■ Цель задания
Допишите интервью о конце эпохи композиторов, начав сразу после его последнего предложения.

━━ Текст

Конец эпохи композиторов

Гость Радио Свобода – композитор Владимир Мартынов

Сергей Медведев: Сегодня у нас, пожалуй, не столько тема, сколько человек, который думает и размышляет о будущем. Есть такая категория людей, которые называются визионерами. Мне кажется, один из таких визионеров – человек, который уже не первое десятилетие размышляет о культуре, о человеческой цивилизации будущего. Это композитор Владимир Мартынов.

Я хочу начать с вашей книги, которой уже почти 15 лет, – "Конец времени композиторов". Она вышла в 2002 году. С той поры композиторы, которые считались столпами современной музыки, ушли. Последним буквально пару недель назад умер Пьер Булез, человек, фактически олицетворявший собой ХХ век в музыке. Ваше пророчество сбывается – на их место уже не приходят личности такого же масштаба?

Владимир Мартынов: Это не пророчество, а просто констатация. Тут надо просто непредвзято смотреть на вещи. Эту идею очень хорошо иллюстрирует сам Булез, который перестал быть композитором, стал исполнителем. Его соратник по цеху, по величию Дьердь Лигети говорил еще в начале 80-х годов, что он чувствует, как этот кризис подбирается к их поколению, и в 80-х он разразился.

━━━━
━━ Исходные данные

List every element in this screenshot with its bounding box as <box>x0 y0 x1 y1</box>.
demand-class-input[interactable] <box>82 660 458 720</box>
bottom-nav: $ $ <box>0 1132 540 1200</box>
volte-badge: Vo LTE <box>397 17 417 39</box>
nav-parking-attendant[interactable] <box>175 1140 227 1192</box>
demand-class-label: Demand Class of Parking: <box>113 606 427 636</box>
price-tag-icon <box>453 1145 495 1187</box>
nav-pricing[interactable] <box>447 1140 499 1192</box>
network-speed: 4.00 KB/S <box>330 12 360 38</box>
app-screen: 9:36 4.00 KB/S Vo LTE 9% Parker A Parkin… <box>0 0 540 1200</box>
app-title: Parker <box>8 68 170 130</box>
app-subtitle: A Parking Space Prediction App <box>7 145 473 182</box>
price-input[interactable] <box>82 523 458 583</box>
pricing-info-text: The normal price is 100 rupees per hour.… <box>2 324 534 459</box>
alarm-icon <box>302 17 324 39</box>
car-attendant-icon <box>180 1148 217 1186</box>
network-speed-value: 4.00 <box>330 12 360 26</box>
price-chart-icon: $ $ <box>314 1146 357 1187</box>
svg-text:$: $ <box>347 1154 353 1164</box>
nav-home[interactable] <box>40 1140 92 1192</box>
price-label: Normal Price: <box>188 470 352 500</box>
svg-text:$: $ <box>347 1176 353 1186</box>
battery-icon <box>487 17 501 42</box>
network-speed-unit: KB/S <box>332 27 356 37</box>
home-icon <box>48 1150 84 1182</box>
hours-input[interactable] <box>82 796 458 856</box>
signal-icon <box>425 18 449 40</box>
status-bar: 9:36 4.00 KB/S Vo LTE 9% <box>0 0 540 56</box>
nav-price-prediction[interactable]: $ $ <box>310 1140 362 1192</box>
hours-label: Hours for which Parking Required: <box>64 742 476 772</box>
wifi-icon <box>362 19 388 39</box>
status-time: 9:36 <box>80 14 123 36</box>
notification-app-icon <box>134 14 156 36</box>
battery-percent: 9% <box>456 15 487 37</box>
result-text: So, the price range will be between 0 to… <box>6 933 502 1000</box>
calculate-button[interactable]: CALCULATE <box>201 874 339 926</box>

━━━━

■ Письменный ответ
Это не мои мысли, не мое пророчество – это говорят все люди, которые мало-мальски хотят посмотреть правде в глаза. Есть люди восхищенные, занимающиеся своими делами, им нравится писать музыку, нравится зарабатывать деньги – пока что все это есть, этот маховик крутится. Существуют фестивали, издательства, существует такая тусовка – это создает впечатление какой-то жизни, но эта жизнь – как в детстве паук-косиножка, у которого отрывали ножки, и эти ножки, оторванные от паука, дергались.

ВЦИОМ признал крупнейшими музыкантами России 2015 года Филиппа Киркорова и Стаса Михайлова

Сергей Медведев: "Паука" в каком-то смысле нет? Нет музыки, может быть, шире – культуры как какого-то большого централизованного нарратива?

Владимир Мартынов: Не надо говорить просто о музыке. Когда я говорю о конце времени композиторов, я говорю об академической композиторской музыке. Но ведь музыка не сводится только к этому: есть рок, есть поп, – масса всего.

Сергей Медведев: ВЦИОМ признал крупнейшими музыкантами России 2015 года Филиппа Киркорова и Стаса Михайлова.

Владимир Мартынов: Но это тоже музыка. Оставим наши печальные дела – в поп-музыке происходит то же самое. Король музыки Майкл Джексон – кто ему равен сейчас? Или той же Мадонне – хотя бы по количеству проданных дисков…

Сергей Медведев: Буквально в одни дни с Булезом умер Дэвид Боуи. Фактически заканчиваются эпохи. Непонятно, кем закрывать эти лакуны и надо ли вообще их закрывать?

Владимир Мартынов: Если жизнь будет продолжаться, то будут находиться какие-то новые токи. Сейчас существуют целые новые цифровые направления, вещи, которые кажутся сейчас крайне маргинальными, не идущими ни в какое сравнение… Но если строго разбираться, то было время (например, XIV-XV века), когда композиторская музыка тоже была достаточно маргинальна, потому что был григорианский хорал, было византийское осмогласие.

Сергей Медведев: Это вы говорите о началах современной композиторской музыки как эпохи современности, нового времени. Кто был первым композитором в чистом виде?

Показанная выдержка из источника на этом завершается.